[Saved entries]
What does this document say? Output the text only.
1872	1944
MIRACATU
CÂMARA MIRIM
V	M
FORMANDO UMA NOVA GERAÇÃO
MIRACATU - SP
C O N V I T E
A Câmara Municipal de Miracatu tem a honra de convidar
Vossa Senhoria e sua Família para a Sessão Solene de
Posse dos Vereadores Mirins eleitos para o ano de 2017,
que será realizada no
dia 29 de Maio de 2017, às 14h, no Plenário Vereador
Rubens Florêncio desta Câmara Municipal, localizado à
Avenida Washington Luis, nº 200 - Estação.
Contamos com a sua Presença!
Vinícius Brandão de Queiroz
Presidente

| Direction |
Your task is to transcribe the material exactly.

| Response |
What does this document say? Output the text only.
1872	1944
MIRACATU
CÂMARA MIRIM
V	M
FORMANDO UMA NOVA GERAÇÃO
MIRACATU - SP
C O N V I T E
A Câmara Municipal de Miracatu tem a honra de convidar
Vossa Senhoria e sua Família para a Sessão Solene de
Posse dos Vereadores Mirins eleitos para o ano de 2017,
que será realizada no
dia 29 de Maio de 2017, às 14h, no Plenário Vereador
Rubens Florêncio desta Câmara Municipal, localizado à
Avenida Washington Luis, nº 200 - Estação.
Contamos com a sua Presença!
Vinícius Brandão de Queiroz
Presidente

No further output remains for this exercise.